**What the task asks**
Pull out every line below holding the word "have".

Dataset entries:
┌──

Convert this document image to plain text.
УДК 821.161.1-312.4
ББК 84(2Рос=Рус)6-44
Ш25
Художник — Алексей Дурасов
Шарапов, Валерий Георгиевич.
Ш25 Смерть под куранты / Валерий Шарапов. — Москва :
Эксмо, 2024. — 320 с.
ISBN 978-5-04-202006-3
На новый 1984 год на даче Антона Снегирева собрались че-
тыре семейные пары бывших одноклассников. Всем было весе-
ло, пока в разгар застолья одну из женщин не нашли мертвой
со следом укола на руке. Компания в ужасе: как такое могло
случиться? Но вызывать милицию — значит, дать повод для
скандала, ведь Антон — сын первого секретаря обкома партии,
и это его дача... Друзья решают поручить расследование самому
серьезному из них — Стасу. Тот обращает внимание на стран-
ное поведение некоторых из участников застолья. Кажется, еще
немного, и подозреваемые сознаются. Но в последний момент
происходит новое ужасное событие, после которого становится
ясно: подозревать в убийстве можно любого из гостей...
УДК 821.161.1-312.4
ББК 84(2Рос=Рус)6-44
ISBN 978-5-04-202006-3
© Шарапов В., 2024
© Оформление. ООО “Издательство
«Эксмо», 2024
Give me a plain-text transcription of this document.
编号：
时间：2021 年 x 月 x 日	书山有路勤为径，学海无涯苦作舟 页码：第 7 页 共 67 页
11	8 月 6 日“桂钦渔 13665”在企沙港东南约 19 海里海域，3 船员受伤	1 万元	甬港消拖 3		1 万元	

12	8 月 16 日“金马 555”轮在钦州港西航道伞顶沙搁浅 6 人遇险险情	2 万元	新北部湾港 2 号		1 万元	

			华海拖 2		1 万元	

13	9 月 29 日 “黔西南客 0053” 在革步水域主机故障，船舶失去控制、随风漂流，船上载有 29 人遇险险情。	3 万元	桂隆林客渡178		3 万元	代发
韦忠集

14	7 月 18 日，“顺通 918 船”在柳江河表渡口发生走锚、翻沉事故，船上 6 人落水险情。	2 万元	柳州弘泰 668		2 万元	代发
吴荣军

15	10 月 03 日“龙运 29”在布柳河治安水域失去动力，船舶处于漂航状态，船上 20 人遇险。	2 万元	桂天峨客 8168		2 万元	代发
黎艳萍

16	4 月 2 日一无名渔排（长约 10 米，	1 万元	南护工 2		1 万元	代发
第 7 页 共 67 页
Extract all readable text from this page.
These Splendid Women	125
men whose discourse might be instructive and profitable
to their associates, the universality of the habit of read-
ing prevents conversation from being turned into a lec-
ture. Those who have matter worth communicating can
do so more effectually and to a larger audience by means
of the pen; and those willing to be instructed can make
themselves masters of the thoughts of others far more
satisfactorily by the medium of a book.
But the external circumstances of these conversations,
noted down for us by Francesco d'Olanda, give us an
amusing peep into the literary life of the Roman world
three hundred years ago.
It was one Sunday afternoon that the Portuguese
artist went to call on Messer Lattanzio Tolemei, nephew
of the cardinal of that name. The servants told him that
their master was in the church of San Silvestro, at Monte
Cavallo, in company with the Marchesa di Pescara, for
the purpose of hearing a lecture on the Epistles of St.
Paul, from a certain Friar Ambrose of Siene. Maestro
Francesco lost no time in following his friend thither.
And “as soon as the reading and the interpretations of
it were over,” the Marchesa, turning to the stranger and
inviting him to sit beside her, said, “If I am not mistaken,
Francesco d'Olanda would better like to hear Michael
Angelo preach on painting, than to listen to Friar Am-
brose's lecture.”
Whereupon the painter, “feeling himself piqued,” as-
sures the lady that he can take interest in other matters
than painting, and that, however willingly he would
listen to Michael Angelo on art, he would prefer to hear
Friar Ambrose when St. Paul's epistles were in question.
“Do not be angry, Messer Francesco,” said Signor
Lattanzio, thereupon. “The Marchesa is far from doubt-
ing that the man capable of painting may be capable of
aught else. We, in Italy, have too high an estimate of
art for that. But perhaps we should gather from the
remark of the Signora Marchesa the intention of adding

└──

**Problem solution**
ture. Those who have matter worth communicating can
aught else. We, in Italy, have too high an estimate of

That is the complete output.